• **Record extracts**:

****

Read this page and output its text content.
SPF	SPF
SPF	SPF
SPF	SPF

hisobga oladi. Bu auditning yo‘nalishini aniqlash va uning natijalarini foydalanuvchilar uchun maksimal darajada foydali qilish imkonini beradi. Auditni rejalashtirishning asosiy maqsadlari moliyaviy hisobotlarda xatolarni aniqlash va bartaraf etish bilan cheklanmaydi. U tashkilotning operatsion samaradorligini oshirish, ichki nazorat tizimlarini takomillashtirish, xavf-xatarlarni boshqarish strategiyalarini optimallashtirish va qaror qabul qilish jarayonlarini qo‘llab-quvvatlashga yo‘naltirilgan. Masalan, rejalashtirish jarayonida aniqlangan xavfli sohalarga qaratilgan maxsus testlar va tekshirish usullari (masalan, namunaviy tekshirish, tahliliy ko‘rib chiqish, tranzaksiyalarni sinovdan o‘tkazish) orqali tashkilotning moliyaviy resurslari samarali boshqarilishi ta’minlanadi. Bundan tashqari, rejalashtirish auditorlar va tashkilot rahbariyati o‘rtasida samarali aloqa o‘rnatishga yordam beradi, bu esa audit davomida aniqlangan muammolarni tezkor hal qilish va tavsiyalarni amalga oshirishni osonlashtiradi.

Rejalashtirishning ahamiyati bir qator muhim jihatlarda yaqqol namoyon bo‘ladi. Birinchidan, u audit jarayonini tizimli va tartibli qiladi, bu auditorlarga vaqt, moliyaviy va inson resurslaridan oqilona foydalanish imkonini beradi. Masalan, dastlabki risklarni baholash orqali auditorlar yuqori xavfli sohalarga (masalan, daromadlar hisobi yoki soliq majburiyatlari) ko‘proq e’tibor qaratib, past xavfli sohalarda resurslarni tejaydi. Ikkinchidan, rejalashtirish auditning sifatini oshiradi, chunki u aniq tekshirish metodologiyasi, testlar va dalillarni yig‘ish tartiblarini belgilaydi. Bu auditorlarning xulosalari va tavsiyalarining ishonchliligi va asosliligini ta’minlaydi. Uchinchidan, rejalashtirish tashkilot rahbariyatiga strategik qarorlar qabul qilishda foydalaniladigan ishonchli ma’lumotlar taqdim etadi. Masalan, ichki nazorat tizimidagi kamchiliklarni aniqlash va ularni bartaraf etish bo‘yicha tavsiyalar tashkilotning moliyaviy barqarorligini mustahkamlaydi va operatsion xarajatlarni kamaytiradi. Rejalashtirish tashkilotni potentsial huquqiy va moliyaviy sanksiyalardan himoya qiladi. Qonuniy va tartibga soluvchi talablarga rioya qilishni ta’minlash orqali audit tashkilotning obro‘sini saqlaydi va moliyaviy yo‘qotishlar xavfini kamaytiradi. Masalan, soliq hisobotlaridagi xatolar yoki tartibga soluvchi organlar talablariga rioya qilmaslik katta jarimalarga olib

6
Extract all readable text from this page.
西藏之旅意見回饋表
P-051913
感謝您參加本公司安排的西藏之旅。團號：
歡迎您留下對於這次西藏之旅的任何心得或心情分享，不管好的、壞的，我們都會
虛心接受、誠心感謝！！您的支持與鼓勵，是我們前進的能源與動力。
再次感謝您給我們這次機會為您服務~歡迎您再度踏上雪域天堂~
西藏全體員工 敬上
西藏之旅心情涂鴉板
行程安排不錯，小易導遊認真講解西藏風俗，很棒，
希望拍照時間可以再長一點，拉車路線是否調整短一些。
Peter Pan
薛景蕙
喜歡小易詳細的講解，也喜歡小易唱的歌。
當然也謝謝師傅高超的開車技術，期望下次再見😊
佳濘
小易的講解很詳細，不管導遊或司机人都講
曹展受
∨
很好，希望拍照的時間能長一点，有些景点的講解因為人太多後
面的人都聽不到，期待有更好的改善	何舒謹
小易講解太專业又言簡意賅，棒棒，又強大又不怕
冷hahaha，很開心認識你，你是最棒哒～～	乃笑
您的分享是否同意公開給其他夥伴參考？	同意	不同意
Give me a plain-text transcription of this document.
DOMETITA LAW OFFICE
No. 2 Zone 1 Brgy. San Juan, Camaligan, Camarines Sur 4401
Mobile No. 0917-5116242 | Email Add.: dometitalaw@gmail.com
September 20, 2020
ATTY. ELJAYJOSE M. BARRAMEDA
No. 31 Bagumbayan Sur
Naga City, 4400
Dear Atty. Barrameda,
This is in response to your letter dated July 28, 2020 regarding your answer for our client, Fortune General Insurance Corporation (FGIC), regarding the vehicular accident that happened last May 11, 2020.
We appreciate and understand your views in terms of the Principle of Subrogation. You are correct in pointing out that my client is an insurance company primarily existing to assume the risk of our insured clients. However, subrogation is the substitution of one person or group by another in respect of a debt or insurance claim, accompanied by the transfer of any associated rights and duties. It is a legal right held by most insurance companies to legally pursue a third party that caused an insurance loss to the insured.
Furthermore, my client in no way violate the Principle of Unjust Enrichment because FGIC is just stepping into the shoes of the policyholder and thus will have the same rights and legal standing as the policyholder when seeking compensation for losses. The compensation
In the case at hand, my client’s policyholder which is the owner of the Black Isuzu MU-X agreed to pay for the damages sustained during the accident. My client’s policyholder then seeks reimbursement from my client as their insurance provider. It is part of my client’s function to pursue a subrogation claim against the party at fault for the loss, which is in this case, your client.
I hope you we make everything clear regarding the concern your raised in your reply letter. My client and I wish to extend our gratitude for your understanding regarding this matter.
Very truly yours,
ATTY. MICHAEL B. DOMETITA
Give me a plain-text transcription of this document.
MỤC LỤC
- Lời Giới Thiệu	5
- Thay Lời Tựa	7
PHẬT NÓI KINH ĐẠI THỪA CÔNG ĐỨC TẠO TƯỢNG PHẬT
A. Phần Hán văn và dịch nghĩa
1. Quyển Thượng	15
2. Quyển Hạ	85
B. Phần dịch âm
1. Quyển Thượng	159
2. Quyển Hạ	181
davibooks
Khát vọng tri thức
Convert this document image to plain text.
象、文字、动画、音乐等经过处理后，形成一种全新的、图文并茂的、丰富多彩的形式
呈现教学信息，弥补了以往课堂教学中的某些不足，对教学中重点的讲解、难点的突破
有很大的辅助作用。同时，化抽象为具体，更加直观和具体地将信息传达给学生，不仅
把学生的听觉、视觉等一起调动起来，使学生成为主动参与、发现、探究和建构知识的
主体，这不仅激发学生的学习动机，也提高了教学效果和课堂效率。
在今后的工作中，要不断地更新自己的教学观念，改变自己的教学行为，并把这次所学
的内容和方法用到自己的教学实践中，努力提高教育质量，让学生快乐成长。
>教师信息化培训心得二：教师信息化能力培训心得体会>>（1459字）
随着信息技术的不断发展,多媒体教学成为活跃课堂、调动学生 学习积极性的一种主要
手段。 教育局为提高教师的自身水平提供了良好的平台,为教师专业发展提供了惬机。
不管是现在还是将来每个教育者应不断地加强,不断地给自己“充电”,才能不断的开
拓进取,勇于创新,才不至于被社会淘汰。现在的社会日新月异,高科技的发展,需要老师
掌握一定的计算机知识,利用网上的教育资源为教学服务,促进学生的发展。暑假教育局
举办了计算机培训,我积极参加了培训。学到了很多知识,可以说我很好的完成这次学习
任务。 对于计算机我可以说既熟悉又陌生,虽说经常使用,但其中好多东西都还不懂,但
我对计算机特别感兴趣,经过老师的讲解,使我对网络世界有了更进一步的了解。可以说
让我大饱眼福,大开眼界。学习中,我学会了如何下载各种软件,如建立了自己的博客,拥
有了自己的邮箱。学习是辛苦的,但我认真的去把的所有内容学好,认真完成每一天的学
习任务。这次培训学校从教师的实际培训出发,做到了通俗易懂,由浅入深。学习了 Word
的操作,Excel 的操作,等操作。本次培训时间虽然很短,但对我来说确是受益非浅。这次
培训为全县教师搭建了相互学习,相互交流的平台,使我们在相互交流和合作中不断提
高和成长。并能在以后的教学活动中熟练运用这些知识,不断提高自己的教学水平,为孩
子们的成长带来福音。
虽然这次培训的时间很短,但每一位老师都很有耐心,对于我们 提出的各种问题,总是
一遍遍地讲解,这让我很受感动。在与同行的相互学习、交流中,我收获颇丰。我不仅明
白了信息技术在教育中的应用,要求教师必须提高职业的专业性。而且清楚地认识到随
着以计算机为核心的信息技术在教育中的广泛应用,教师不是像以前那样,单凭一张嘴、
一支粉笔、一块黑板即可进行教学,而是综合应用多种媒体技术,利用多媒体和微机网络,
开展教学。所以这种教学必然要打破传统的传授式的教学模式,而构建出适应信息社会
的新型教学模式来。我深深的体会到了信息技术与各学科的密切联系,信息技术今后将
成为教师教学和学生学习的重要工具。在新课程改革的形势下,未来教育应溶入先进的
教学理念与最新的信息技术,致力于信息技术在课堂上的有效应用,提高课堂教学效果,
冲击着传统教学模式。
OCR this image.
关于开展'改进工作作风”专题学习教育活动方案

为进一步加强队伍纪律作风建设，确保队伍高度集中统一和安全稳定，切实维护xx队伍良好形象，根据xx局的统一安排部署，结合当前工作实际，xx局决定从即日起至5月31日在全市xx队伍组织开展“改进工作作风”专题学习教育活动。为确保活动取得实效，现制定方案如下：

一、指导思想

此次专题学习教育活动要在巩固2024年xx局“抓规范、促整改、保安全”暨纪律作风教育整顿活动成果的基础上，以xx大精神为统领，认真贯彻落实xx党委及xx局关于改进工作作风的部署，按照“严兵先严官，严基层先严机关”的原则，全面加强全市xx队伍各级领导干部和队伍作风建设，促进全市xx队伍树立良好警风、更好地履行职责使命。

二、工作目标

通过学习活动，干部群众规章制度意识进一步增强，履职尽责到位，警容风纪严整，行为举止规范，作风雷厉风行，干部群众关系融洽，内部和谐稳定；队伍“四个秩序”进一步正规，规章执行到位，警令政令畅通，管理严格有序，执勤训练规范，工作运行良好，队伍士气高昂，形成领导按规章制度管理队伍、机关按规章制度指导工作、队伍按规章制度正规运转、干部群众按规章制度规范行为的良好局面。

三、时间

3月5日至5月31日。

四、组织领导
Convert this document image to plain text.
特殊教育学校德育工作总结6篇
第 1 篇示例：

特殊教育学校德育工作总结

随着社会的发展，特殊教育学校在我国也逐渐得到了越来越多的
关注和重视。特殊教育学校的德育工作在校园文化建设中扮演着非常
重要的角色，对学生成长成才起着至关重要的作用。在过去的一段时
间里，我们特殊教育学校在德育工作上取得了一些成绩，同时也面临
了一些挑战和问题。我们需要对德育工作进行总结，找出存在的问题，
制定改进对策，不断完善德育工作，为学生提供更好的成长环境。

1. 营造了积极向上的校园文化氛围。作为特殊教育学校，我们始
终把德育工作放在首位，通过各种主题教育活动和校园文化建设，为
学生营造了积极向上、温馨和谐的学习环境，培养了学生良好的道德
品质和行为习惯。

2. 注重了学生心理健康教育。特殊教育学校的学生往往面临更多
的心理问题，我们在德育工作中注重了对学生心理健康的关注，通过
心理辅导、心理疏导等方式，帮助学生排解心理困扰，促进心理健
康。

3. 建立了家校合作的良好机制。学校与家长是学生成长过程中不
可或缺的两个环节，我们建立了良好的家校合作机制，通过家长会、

****

• **What to do**: Lines that hold the word "accident" are the ones to return, every one of them.

• **The solution**:
This is in response to your letter dated July 28, 2020 regarding your answer for our client, Fortune General Insurance Corporation (FGIC), regarding the vehicular accident that happened last May 11, 2020.
In the case at hand, my client’s policyholder which is the owner of the Black Isuzu MU-X agreed to pay for the damages sustained during the accident. My client’s policyholder then seeks reimbursement from my client as their insurance provider. It is part of my client’s function to pursue a subrogation claim against the party at fault for the loss, which is in this case, your client.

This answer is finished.